Goal
Look over the entries that follow and work out how many lines contain "JSON". State the number only.

(Data entries)
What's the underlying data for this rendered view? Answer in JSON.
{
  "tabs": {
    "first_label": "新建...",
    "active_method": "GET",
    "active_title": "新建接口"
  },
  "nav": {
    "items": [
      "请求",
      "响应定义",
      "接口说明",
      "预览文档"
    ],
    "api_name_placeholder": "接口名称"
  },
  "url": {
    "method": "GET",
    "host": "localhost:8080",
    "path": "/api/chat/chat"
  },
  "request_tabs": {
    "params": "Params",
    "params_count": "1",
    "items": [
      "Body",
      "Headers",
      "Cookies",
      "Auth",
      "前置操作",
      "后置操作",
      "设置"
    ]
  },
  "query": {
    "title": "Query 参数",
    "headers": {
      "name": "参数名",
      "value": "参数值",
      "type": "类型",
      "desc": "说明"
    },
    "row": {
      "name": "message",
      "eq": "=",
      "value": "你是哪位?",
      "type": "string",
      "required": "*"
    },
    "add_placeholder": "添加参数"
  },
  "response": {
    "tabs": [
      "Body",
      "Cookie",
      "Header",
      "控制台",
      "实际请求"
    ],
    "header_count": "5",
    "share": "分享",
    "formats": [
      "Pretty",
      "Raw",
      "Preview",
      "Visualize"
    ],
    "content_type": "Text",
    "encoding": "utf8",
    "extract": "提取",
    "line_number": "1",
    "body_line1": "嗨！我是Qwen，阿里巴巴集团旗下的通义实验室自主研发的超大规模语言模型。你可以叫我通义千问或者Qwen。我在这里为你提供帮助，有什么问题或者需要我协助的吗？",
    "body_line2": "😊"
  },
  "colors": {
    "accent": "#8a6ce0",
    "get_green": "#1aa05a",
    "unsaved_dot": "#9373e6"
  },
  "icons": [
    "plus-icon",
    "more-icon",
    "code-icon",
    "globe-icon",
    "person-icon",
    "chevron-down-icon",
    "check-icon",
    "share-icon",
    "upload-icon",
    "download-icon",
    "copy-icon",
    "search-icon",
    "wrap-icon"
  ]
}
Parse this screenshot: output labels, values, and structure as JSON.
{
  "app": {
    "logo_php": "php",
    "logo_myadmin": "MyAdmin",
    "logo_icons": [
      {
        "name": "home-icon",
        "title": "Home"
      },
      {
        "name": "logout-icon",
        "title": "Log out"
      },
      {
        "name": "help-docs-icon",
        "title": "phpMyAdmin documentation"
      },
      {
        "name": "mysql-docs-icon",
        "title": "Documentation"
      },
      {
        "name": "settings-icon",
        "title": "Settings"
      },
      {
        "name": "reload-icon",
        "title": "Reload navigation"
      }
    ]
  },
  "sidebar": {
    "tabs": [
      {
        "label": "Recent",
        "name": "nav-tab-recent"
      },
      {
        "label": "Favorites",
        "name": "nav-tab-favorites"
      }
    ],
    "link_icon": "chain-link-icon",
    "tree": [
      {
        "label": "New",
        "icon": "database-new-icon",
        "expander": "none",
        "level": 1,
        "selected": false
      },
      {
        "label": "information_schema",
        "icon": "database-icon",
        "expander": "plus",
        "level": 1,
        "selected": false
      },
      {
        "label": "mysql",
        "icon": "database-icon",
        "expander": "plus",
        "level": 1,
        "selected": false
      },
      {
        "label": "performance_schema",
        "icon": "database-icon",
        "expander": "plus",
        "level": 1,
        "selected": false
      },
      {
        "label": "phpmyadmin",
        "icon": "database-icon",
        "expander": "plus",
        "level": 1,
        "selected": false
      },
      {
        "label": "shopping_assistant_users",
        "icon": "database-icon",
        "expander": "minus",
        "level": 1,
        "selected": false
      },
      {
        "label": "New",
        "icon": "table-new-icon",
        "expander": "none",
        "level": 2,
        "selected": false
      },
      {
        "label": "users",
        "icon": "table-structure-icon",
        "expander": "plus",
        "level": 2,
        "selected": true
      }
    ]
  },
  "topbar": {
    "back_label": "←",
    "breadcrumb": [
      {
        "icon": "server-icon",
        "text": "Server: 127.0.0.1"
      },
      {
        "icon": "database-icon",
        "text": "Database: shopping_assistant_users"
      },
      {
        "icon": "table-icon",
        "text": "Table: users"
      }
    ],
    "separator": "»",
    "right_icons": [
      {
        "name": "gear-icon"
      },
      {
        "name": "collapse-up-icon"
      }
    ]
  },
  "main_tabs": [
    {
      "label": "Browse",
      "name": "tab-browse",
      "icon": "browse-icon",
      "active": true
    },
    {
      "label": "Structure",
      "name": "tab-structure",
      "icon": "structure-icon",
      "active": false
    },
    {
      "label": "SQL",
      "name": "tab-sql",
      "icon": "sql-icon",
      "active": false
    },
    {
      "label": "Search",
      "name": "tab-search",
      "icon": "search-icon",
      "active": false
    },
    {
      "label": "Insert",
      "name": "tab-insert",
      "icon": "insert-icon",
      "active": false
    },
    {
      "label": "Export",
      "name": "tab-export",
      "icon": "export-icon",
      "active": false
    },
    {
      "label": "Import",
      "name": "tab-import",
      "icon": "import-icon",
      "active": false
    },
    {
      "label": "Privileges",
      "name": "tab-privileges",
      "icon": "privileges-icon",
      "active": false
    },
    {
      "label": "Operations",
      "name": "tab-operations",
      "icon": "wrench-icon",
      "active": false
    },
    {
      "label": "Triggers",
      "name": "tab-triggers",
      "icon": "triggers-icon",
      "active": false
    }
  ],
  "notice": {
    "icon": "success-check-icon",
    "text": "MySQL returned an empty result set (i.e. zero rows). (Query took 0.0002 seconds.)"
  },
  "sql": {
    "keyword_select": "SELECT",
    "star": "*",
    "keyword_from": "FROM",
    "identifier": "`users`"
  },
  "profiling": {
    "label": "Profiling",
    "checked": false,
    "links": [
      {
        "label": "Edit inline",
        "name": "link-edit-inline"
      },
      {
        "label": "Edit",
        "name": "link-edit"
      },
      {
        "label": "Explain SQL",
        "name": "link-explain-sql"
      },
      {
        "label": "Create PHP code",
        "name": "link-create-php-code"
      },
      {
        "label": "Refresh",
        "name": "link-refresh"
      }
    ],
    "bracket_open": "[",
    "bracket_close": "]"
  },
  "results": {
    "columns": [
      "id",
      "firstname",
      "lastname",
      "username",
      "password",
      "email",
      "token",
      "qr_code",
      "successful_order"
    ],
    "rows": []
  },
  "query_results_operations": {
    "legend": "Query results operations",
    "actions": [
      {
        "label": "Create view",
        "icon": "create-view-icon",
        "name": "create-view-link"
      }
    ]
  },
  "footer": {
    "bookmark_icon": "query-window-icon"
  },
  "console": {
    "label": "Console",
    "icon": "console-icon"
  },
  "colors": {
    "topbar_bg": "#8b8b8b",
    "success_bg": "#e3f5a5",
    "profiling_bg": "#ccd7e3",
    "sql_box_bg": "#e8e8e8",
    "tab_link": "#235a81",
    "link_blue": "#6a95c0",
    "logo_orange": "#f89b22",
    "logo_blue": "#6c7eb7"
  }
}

Exercise response
2